**WORK INSTRUCTIONS**
Only the pictures are to be left out; set down the rest of the records exactly.

══ MATERIAL SHOWN ══

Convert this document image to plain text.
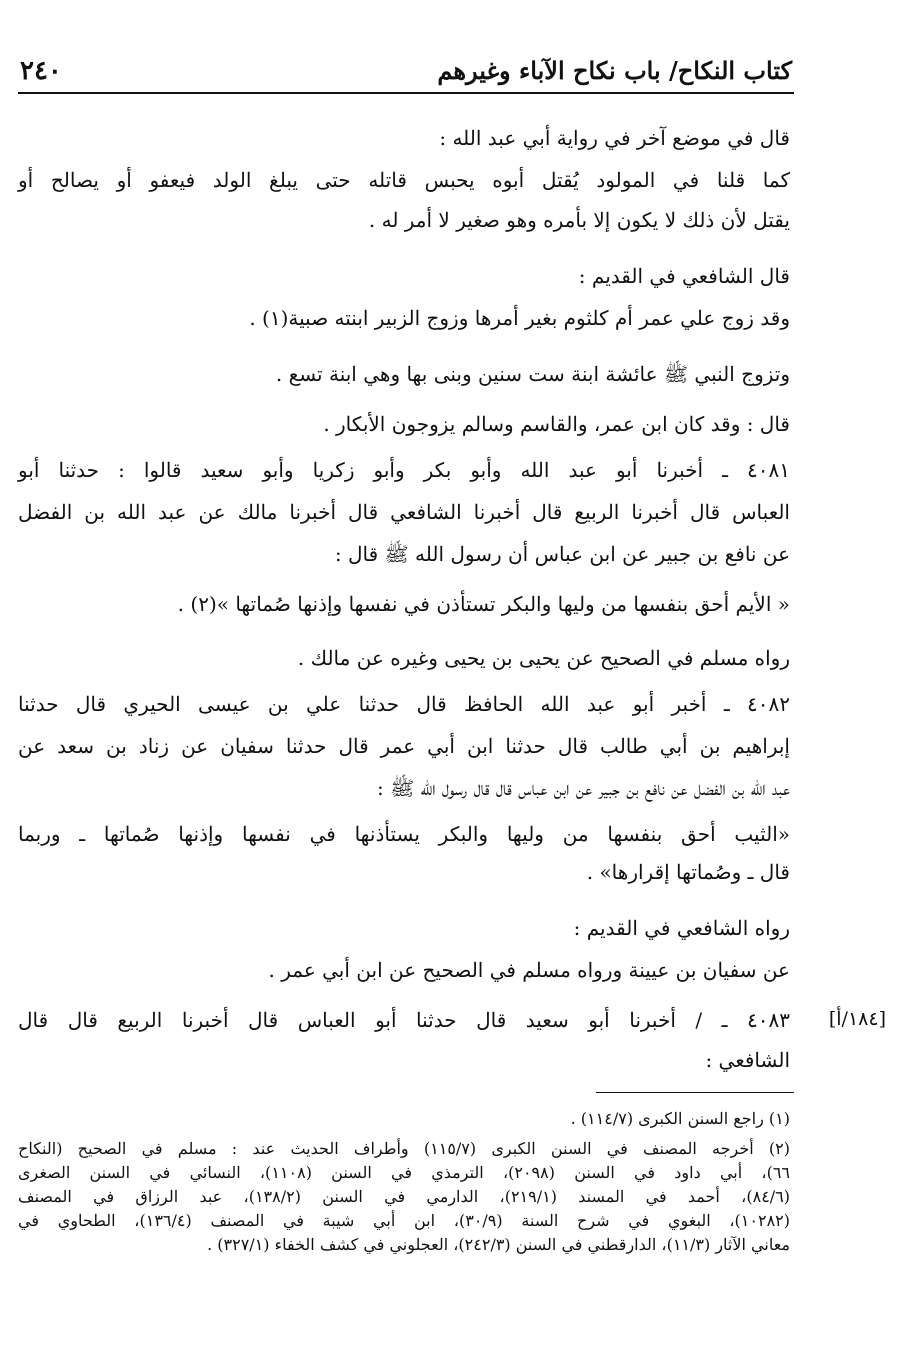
كتاب النكاح/ باب نكاح الآباء وغيرهم
٢٤٠
قال في موضع آخر في رواية أبي عبد الله :
كما قلنا في المولود يُقتل أبوه يحبس قاتله حتى يبلغ الولد فيعفو أو يصالح أو
يقتل لأن ذلك لا يكون إلا بأمره وهو صغير لا أمر له .
قال الشافعي في القديم :
وقد زوج علي عمر أم كلثوم بغير أمرها وزوج الزبير ابنته صبية(١) .
وتزوج النبي ﷺ عائشة ابنة ست سنين وبنى بها وهي ابنة تسع .
قال : وقد كان ابن عمر، والقاسم وسالم يزوجون الأبكار .
٤٠٨١ ـ أخبرنا أبو عبد الله وأبو بكر وأبو زكريا وأبو سعيد قالوا : حدثنا أبو
العباس قال أخبرنا الربيع قال أخبرنا الشافعي قال أخبرنا مالك عن عبد الله بن الفضل
عن نافع بن جبير عن ابن عباس أن رسول الله ﷺ قال :
« الأيم أحق بنفسها من وليها والبكر تستأذن في نفسها وإذنها صُماتها »(٢) .
رواه مسلم في الصحيح عن يحيى بن يحيى وغيره عن مالك .
٤٠٨٢ ـ أخبر أبو عبد الله الحافظ قال حدثنا علي بن عيسى الحيري قال حدثنا
إبراهيم بن أبي طالب قال حدثنا ابن أبي عمر قال حدثنا سفيان عن زناد بن سعد عن
عبد الله بن الفضل عن نافع بن جبير عن ابن عباس قال قال رسول الله ﷺ :
«الثيب أحق بنفسها من وليها والبكر يستأذنها في نفسها وإذنها صُماتها ـ وربما
قال ـ وصُماتها إقرارها» .
رواه الشافعي في القديم :
عن سفيان بن عيينة ورواه مسلم في الصحيح عن ابن أبي عمر .
٤٠٨٣ ـ / أخبرنا أبو سعيد قال حدثنا أبو العباس قال أخبرنا الربيع قال قال
الشافعي :
[١٨٤/أ]
(١) راجع السنن الكبرى (١١٤/٧) .
(٢) أخرجه المصنف في السنن الكبرى (١١٥/٧) وأطراف الحديث عند : مسلم في الصحيح (النكاح
٦٦)، أبي داود في السنن (٢٠٩٨)، الترمذي في السنن (١١٠٨)، النسائي في السنن الصغرى
(٨٤/٦)، أحمد في المسند (٢١٩/١)، الدارمي في السنن (١٣٨/٢)، عبد الرزاق في المصنف
(١٠٢٨٢)، البغوي في شرح السنة (٣٠/٩)، ابن أبي شيبة في المصنف (١٣٦/٤)، الطحاوي في
معاني الآثار (١١/٣)، الدارقطني في السنن (٢٤٢/٣)، العجلوني في كشف الخفاء (٣٢٧/١) .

═══

**EXERCISE RESPONSE**
Convert this document image to plain text.
كتاب النكاح/ باب نكاح الآباء وغيرهم
٢٤٠
قال في موضع آخر في رواية أبي عبد الله :
كما قلنا في المولود يُقتل أبوه يحبس قاتله حتى يبلغ الولد فيعفو أو يصالح أو
يقتل لأن ذلك لا يكون إلا بأمره وهو صغير لا أمر له .
قال الشافعي في القديم :
وقد زوج علي عمر أم كلثوم بغير أمرها وزوج الزبير ابنته صبية(١) .
وتزوج النبي ﷺ عائشة ابنة ست سنين وبنى بها وهي ابنة تسع .
قال : وقد كان ابن عمر، والقاسم وسالم يزوجون الأبكار .
٤٠٨١ ـ أخبرنا أبو عبد الله وأبو بكر وأبو زكريا وأبو سعيد قالوا : حدثنا أبو
العباس قال أخبرنا الربيع قال أخبرنا الشافعي قال أخبرنا مالك عن عبد الله بن الفضل
عن نافع بن جبير عن ابن عباس أن رسول الله ﷺ قال :
« الأيم أحق بنفسها من وليها والبكر تستأذن في نفسها وإذنها صُماتها »(٢) .
رواه مسلم في الصحيح عن يحيى بن يحيى وغيره عن مالك .
٤٠٨٢ ـ أخبر أبو عبد الله الحافظ قال حدثنا علي بن عيسى الحيري قال حدثنا
إبراهيم بن أبي طالب قال حدثنا ابن أبي عمر قال حدثنا سفيان عن زناد بن سعد عن
عبد الله بن الفضل عن نافع بن جبير عن ابن عباس قال قال رسول الله ﷺ :
«الثيب أحق بنفسها من وليها والبكر يستأذنها في نفسها وإذنها صُماتها ـ وربما
قال ـ وصُماتها إقرارها» .
رواه الشافعي في القديم :
عن سفيان بن عيينة ورواه مسلم في الصحيح عن ابن أبي عمر .
٤٠٨٣ ـ / أخبرنا أبو سعيد قال حدثنا أبو العباس قال أخبرنا الربيع قال قال
الشافعي :
[١٨٤/أ]
(١) راجع السنن الكبرى (١١٤/٧) .
(٢) أخرجه المصنف في السنن الكبرى (١١٥/٧) وأطراف الحديث عند : مسلم في الصحيح (النكاح
٦٦)، أبي داود في السنن (٢٠٩٨)، الترمذي في السنن (١١٠٨)، النسائي في السنن الصغرى
(٨٤/٦)، أحمد في المسند (٢١٩/١)، الدارمي في السنن (١٣٨/٢)، عبد الرزاق في المصنف
(١٠٢٨٢)، البغوي في شرح السنة (٣٠/٩)، ابن أبي شيبة في المصنف (١٣٦/٤)، الطحاوي في
معاني الآثار (١١/٣)، الدارقطني في السنن (٢٤٢/٣)، العجلوني في كشف الخفاء (٣٢٧/١) .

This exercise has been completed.